▸ Data for this task
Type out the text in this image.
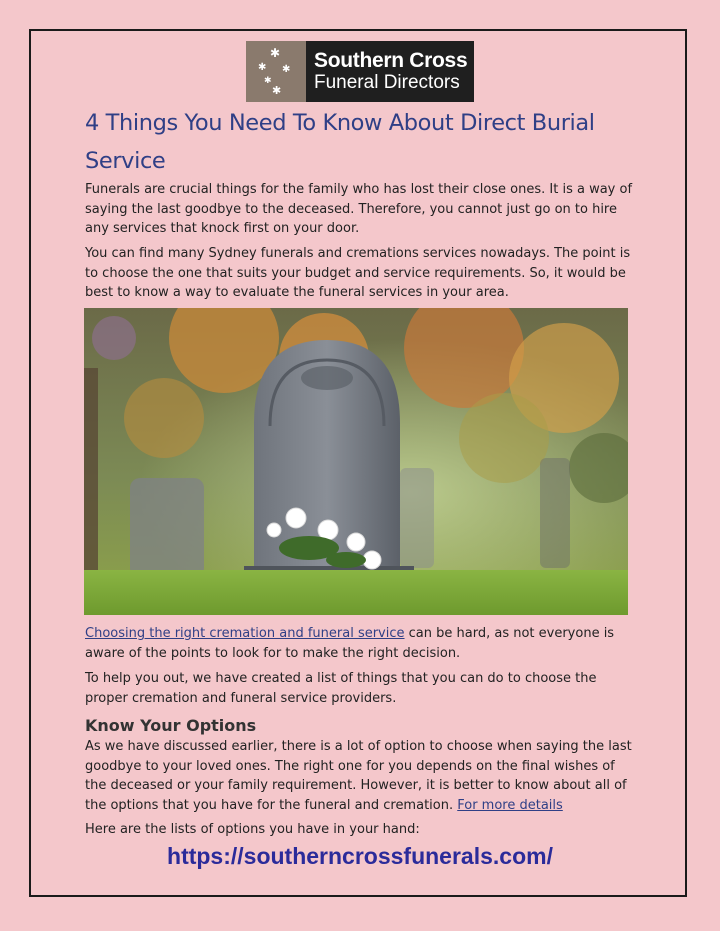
✱
✱ ✱
✱
✱
Southern Cross
Funeral Directors
4 Things You Need To Know About Direct Burial Service

Funerals are crucial things for the family who has lost their close ones. It is a way of saying the last goodbye to the deceased. Therefore, you cannot just go on to hire any services that knock first on your door.

You can find many Sydney funerals and cremations services nowadays. The point is to choose the one that suits your budget and service requirements. So, it would be best to know a way to evaluate the funeral services in your area.

Choosing the right cremation and funeral service can be hard, as not everyone is aware of the points to look for to make the right decision.

To help you out, we have created a list of things that you can do to choose the proper cremation and funeral service providers.

Know Your Options

As we have discussed earlier, there is a lot of option to choose when saying the last goodbye to your loved ones. The right one for you depends on the final wishes of the deceased or your family requirement. However, it is better to know about all of the options that you have for the funeral and cremation. For more details

Here are the lists of options you have in your hand:

https://southerncrossfunerals.com/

▸ Given task
Without the pictures, restate all of the entries above verbatim.

▸ Result for this task
Type out the text in this image.
✱
✱ ✱
✱
✱
Southern Cross
Funeral Directors
4 Things You Need To Know About Direct Burial Service

Funerals are crucial things for the family who has lost their close ones. It is a way of saying the last goodbye to the deceased. Therefore, you cannot just go on to hire any services that knock first on your door.

You can find many Sydney funerals and cremations services nowadays. The point is to choose the one that suits your budget and service requirements. So, it would be best to know a way to evaluate the funeral services in your area.

Choosing the right cremation and funeral service can be hard, as not everyone is aware of the points to look for to make the right decision.

To help you out, we have created a list of things that you can do to choose the proper cremation and funeral service providers.

Know Your Options

As we have discussed earlier, there is a lot of option to choose when saying the last goodbye to your loved ones. The right one for you depends on the final wishes of the deceased or your family requirement. However, it is better to know about all of the options that you have for the funeral and cremation. For more details

Here are the lists of options you have in your hand:

https://southerncrossfunerals.com/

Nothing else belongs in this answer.